[Records excerpted from a collection]

▬▬▬▬▬▬

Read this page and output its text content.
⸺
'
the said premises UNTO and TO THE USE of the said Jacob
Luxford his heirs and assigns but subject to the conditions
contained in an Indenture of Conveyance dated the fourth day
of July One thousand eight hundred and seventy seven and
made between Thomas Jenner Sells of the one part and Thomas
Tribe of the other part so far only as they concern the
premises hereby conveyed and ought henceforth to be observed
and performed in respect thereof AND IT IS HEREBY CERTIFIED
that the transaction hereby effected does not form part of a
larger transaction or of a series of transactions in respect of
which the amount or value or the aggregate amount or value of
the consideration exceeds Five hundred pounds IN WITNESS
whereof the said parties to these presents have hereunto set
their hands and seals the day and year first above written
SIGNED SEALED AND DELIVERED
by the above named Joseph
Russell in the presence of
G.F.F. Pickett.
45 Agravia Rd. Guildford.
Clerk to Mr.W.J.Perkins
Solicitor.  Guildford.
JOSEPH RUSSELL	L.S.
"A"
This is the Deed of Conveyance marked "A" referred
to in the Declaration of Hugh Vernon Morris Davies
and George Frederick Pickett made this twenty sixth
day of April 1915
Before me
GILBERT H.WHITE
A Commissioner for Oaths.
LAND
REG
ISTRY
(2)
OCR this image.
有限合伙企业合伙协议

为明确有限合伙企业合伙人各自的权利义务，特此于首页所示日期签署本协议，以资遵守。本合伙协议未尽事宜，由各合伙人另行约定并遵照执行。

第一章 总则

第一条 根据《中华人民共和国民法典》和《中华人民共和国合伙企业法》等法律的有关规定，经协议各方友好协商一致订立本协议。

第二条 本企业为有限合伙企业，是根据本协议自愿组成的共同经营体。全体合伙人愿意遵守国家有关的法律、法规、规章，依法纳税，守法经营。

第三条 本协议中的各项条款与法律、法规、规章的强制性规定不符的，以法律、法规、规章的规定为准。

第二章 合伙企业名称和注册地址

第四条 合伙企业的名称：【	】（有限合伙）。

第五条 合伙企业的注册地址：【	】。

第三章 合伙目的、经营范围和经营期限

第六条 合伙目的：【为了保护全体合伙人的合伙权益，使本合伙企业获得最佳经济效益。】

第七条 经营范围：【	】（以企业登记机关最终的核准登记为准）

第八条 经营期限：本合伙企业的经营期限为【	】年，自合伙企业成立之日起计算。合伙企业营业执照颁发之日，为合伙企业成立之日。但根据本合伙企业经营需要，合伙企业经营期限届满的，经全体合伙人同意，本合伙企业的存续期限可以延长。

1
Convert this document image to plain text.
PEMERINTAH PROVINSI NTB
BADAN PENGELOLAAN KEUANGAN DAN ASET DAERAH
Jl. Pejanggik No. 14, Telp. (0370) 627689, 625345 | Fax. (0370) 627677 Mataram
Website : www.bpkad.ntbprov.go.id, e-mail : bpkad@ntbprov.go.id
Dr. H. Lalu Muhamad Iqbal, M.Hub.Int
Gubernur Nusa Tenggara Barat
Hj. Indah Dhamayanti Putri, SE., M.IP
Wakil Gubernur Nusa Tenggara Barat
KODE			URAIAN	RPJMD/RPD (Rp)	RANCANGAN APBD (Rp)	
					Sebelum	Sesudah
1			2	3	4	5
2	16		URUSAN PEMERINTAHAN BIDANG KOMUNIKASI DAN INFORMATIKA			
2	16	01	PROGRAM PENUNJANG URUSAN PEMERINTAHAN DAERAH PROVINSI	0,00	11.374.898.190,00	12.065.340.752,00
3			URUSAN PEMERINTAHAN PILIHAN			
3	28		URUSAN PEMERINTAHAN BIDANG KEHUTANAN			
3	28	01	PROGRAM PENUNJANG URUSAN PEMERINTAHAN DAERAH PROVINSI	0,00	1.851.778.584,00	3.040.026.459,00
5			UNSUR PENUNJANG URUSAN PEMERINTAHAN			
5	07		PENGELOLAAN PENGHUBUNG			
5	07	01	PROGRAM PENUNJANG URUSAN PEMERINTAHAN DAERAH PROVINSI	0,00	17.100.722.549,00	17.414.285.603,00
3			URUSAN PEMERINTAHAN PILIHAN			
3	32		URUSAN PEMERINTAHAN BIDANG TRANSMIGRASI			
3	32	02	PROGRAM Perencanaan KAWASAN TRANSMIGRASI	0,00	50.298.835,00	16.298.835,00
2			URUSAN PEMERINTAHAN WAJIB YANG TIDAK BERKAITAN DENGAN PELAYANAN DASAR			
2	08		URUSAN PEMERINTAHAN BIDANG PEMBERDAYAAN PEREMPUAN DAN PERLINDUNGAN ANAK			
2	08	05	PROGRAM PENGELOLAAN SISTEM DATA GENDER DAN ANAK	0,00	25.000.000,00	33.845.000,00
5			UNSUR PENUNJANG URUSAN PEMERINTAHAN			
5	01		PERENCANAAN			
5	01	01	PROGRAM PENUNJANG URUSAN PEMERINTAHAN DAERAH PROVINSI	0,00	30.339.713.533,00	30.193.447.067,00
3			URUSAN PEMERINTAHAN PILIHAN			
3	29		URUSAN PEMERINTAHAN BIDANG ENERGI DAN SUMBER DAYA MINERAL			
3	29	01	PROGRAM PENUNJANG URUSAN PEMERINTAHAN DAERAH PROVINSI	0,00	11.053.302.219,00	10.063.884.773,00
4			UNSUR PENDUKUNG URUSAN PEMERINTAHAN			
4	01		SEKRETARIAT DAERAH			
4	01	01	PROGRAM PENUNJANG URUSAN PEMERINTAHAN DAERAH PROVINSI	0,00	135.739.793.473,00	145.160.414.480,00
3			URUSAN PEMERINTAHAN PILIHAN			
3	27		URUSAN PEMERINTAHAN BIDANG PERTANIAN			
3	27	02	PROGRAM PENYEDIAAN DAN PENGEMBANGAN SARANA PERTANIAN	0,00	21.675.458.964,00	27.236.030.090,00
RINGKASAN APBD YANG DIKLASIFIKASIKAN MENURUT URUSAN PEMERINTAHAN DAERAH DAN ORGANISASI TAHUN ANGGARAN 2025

▬▬▬▬▬▬

**Direction**: Scan the data for the word "Gubernur" and copy every line where it shows up.

**Task answer**:
Gubernur Nusa Tenggara Barat
Wakil Gubernur Nusa Tenggara Barat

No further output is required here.